Data under study START
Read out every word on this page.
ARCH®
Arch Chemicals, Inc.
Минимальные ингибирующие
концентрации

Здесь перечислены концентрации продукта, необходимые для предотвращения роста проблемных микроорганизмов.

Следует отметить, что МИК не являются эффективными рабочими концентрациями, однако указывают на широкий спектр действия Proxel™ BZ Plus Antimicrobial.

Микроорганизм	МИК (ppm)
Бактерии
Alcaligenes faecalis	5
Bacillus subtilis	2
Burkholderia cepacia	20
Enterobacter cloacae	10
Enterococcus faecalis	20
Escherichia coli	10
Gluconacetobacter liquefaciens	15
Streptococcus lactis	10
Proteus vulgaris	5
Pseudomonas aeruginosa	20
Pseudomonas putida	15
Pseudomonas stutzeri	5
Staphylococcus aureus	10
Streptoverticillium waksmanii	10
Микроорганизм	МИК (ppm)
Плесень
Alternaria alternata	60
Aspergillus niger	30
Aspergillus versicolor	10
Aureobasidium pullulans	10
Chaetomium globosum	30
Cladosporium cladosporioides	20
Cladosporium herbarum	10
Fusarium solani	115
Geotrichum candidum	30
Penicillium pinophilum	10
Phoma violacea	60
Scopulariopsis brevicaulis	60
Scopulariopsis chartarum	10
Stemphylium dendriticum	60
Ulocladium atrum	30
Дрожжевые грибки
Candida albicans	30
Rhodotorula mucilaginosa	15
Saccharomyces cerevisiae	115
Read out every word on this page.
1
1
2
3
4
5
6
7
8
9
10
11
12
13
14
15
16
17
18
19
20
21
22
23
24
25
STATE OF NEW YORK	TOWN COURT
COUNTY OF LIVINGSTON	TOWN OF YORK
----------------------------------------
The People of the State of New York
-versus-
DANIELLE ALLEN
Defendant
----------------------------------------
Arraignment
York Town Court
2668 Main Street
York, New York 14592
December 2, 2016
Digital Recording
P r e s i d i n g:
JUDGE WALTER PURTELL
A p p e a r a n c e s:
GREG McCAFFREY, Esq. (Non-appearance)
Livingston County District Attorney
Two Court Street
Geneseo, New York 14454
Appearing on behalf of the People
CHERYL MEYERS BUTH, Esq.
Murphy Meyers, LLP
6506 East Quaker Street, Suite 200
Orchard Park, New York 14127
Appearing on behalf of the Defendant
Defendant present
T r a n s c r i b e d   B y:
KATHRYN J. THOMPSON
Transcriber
Data under study END
== Aim of the task ==
Please restate the data word for word, every record included.

== Your solution ==
Read out every word on this page.
ARCH®
Arch Chemicals, Inc.
Минимальные ингибирующие
концентрации

Здесь перечислены концентрации продукта, необходимые для предотвращения роста проблемных микроорганизмов.

Следует отметить, что МИК не являются эффективными рабочими концентрациями, однако указывают на широкий спектр действия Proxel™ BZ Plus Antimicrobial.

Микроорганизм	МИК (ppm)
Бактерии
Alcaligenes faecalis	5
Bacillus subtilis	2
Burkholderia cepacia	20
Enterobacter cloacae	10
Enterococcus faecalis	20
Escherichia coli	10
Gluconacetobacter liquefaciens	15
Streptococcus lactis	10
Proteus vulgaris	5
Pseudomonas aeruginosa	20
Pseudomonas putida	15
Pseudomonas stutzeri	5
Staphylococcus aureus	10
Streptoverticillium waksmanii	10
Микроорганизм	МИК (ppm)
Плесень
Alternaria alternata	60
Aspergillus niger	30
Aspergillus versicolor	10
Aureobasidium pullulans	10
Chaetomium globosum	30
Cladosporium cladosporioides	20
Cladosporium herbarum	10
Fusarium solani	115
Geotrichum candidum	30
Penicillium pinophilum	10
Phoma violacea	60
Scopulariopsis brevicaulis	60
Scopulariopsis chartarum	10
Stemphylium dendriticum	60
Ulocladium atrum	30
Дрожжевые грибки
Candida albicans	30
Rhodotorula mucilaginosa	15
Saccharomyces cerevisiae	115
Read out every word on this page.
1
1
2
3
4
5
6
7
8
9
10
11
12
13
14
15
16
17
18
19
20
21
22
23
24
25
STATE OF NEW YORK	TOWN COURT
COUNTY OF LIVINGSTON	TOWN OF YORK
----------------------------------------
The People of the State of New York
-versus-
DANIELLE ALLEN
Defendant
----------------------------------------
Arraignment
York Town Court
2668 Main Street
York, New York 14592
December 2, 2016
Digital Recording
P r e s i d i n g:
JUDGE WALTER PURTELL
A p p e a r a n c e s:
GREG McCAFFREY, Esq. (Non-appearance)
Livingston County District Attorney
Two Court Street
Geneseo, New York 14454
Appearing on behalf of the People
CHERYL MEYERS BUTH, Esq.
Murphy Meyers, LLP
6506 East Quaker Street, Suite 200
Orchard Park, New York 14127
Appearing on behalf of the Defendant
Defendant present
T r a n s c r i b e d   B y:
KATHRYN J. THOMPSON
Transcriber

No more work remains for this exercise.